#### Page text:
----------------

In addition, there is the growing list of lawsuits against Goldman, all with their accompanying texts, brought by government agencies such as the Securities and Exchange Commission (SEC) and the Federal Housing Authority, and also by aggrieved clients of Goldman such as the now defunct Australian hedge fund Basis Capital and by ACAS Capital, which collaborated with Goldman in the creation of the Abacus CDO, notorious for the role of the hedge-fund manager John Paulson in selecting the securities to be included in the CDO. In July 2010, the SEC fined Goldman $550 million to settle charges that it “failed to disclose to investors vital information about the Abacus CDO . . . particularly the role that Paulson and Co. played in the portfolio selection process.” In other court actions against Goldman the actions are still pending and Goldman’s level of culpability has yet to be decided. But the Levin Committee’s report and hearings provide, I believe, strong evidence that the deception and manipulation of clients eventually became an integral part of Goldman’s trading strategy.
In trawling through the documents, it is essential never to lose sight of the role of the Goldman corporate hierarchy in the crisis and the highly disciplined way in which it managed the company. The answer to the old Watergate question “What did the president know, and when did he know it?” is, in the case of Goldman’s big three—Lloyd Blankfein, CEO; Gary Cohn and Jon Winkelried, co-presidents—that they knew everything that mattered (and in real time). The big three’s point man for the crisis, Goldman’s own H. R. Haldeman, was co-president Gary Cohn, whose name turns up frequently in the e-mail flow of his subordinates. Although the e-mail vocabulary between Blankfein, Cohn, and their subordinates has a certain locker-room familiarity about it, there is never any doubt about who is in charge.

----------------

#### Challenge 1:
Please transcribe the Goldman text from the part that opens with the words containing "In trawling through" and closes with "is in charge.".
#### Challenge 2:
Go on with the Goldman text, starting after its final sentence.
The material that comes next isn't needed for any of this.

#### Recorded data:
----------------

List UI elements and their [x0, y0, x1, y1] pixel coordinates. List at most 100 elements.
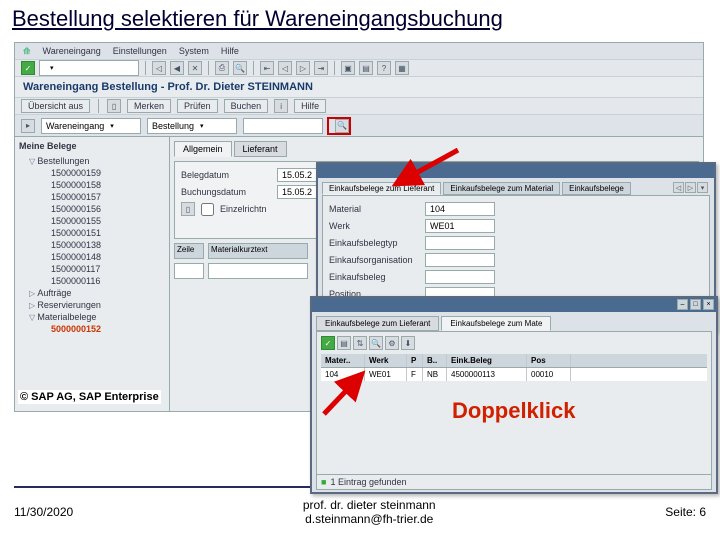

----------------

#### Right answer 1:
In trawling through the documents, it is essential never to lose sight of the role of the Goldman corporate hierarchy in the crisis and the highly disciplined way in which it managed the company. The answer to the old Watergate question “What did the president know, and when did he know it?” is, in the case of Goldman’s big three—Lloyd Blankfein, CEO; Gary Cohn and Jon Winkelried, co-presidents—that they knew everything that mattered (and in real time). The big three’s point man for the crisis, Goldman’s own H. R. Haldeman, was co-president Gary Cohn, whose name turns up frequently in the e-mail flow of his subordinates. Although the e-mail vocabulary between Blankfein, Cohn, and their subordinates has a certain locker-room familiarity about it, there is never any doubt about who is in charge.

#### Right answer 2:
Blankfein, Cohn, and their team were men of the machine and, as it turned out, among the most skillful manipulators of the machine on Wall Street. By the early 2000s, Goldman’s derivatives trading could no longer be called banking in any meaningful sense of the term, but had become an industrial activity, turning out virtual products whose fortunes depended on the efficient management and coordination of processes: the accumulation of mortgages and other forms of debt from bankers and brokers, their transformation into financial derivatives, and their selling on to clients.
In Goldman’s culture these processes were of supreme value because they were vehicles for the creation of Goldman’s earnings and profits, and so critical for the health of the Goldman stock price, the size of the salaries and bonuses paid out to Goldman executives, and the reach of Goldman’s power and fame on Wall Street and beyond. As long as house prices continued to rise and those along the process chain continued to make money, the model’s flaws could be ignored, notably the dismal quality of the subprime mortgages upon which the whole system depended.
But once the housing market turned, the system collapsed. The difference between Goldman and the other leading players on Wall Street was that Goldman saw it coming and was able to recalibrate its machine so that not only did it avoid the catastrophic losses that destroyed Lehman Brothers and crippled Citicorp, but it actually came out ahead. But to achieve this Goldman behaved, I will argue, with ruthless cynicism, above all in deceiving and exploiting its clients. Why did Goldman do this? The simple answer is that for Goldman, wealth creation on its own behalf took priority over everything else, and nothing was going to stand in its way. In histories that tell of how Goldman acted on its view of the deteriorating markets and came out ahead, the word warehouse often appears, a choice word that is revealing both as a pointer to the heavily industrial character of Goldman’s trading activities and as providing a mental diagram to locate the various financial instruments Goldman was dealing in. But warehouse does not fully capture the reality of what was going on at Goldman.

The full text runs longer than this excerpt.